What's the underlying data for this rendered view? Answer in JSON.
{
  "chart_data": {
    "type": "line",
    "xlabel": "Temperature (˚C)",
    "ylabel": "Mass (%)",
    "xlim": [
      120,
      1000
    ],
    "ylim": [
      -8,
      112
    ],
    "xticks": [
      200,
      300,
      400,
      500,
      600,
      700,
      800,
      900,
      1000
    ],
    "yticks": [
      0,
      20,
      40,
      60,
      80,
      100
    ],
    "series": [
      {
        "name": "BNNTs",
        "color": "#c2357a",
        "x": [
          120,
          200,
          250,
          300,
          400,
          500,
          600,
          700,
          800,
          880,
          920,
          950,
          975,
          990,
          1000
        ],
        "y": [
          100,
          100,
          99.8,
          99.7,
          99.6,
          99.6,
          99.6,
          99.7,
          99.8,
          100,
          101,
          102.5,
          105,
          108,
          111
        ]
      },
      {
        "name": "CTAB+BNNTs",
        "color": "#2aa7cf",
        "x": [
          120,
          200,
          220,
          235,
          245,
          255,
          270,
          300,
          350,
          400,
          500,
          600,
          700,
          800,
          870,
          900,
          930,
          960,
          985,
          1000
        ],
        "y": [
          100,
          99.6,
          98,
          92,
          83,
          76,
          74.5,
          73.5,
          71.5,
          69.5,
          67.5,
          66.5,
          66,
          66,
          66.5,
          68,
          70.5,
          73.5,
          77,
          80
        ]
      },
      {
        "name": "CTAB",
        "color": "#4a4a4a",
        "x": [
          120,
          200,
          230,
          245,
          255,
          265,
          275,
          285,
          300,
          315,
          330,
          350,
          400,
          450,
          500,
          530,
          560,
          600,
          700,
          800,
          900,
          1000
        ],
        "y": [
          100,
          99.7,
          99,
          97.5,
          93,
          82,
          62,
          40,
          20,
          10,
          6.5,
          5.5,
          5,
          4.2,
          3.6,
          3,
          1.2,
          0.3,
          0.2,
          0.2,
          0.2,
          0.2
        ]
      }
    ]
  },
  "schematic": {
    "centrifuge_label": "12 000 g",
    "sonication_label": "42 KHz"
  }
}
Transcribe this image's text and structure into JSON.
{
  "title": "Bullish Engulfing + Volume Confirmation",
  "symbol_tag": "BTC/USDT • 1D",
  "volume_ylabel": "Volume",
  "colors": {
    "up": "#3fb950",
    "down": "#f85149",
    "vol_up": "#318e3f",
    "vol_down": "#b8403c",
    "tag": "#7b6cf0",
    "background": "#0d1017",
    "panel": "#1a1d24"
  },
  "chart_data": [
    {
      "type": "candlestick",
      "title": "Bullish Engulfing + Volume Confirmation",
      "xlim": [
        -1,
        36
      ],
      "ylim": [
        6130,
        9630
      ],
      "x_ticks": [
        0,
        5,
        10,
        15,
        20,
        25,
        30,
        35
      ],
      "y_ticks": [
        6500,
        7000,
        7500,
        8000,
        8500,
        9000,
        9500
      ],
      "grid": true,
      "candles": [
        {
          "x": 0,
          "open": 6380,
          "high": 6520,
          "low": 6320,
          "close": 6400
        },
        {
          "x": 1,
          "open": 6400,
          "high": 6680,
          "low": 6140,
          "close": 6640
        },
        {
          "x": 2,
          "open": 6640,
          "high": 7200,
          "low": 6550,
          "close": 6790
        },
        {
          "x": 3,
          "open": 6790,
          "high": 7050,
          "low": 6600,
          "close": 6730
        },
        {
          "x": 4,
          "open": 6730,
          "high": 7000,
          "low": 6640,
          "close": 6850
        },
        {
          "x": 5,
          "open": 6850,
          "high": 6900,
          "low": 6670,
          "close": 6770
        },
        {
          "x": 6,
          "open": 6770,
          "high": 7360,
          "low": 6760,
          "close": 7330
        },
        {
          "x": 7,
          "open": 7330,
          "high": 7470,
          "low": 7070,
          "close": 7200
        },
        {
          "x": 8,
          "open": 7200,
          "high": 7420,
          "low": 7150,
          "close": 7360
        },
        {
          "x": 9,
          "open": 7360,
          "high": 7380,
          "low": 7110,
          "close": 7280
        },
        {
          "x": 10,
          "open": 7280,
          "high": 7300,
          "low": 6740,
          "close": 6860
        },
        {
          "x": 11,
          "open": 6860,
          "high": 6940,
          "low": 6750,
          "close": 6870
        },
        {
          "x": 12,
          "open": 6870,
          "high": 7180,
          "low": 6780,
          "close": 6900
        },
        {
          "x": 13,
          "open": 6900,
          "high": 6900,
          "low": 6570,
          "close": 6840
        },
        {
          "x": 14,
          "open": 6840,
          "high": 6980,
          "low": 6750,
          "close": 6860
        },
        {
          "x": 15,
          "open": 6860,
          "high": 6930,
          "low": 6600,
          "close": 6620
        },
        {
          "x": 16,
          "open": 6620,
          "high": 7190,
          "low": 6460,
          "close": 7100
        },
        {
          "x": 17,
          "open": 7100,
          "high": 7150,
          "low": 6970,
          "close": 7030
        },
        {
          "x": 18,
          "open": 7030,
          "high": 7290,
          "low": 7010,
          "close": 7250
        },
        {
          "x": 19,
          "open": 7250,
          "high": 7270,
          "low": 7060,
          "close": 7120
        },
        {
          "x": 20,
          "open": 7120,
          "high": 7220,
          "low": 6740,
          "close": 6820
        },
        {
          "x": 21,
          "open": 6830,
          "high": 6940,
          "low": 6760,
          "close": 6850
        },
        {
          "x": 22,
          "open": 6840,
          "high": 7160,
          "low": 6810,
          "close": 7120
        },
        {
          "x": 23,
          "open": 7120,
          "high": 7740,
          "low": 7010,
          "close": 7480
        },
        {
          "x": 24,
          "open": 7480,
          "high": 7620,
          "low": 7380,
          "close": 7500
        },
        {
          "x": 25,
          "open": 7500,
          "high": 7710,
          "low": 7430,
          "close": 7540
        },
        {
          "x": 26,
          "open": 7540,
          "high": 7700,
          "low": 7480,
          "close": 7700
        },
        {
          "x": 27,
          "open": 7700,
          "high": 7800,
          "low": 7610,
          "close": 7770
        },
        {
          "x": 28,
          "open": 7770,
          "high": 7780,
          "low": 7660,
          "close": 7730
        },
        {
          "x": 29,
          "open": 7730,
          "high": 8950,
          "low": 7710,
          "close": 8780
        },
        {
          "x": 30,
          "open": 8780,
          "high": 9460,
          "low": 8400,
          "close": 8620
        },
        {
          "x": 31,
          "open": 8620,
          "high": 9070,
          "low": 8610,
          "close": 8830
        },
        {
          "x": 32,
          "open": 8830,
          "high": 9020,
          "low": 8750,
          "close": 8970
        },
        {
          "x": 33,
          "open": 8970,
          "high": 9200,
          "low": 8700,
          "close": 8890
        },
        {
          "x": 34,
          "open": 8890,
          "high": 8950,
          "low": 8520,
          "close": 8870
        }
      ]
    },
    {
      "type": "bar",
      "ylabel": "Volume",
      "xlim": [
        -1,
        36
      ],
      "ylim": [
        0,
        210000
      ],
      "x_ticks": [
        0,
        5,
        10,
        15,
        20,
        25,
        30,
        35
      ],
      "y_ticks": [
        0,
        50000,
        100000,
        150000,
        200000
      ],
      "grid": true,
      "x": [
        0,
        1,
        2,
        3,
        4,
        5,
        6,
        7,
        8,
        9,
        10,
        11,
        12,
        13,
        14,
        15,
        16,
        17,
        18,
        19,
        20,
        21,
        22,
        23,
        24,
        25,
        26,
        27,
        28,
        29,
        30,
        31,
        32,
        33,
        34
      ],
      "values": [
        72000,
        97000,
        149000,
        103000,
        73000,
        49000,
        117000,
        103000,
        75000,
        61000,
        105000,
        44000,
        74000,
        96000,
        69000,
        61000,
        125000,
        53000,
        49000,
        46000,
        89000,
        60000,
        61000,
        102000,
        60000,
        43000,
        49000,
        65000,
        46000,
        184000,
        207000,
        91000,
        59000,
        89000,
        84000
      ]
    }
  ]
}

-- -- --

__Exercise details__. Lines containing the word "Engulfing" must all be returned from the material above.

__Output of the exercise__.
  "title": "Bullish Engulfing + Volume Confirmation",
      "title": "Bullish Engulfing + Volume Confirmation",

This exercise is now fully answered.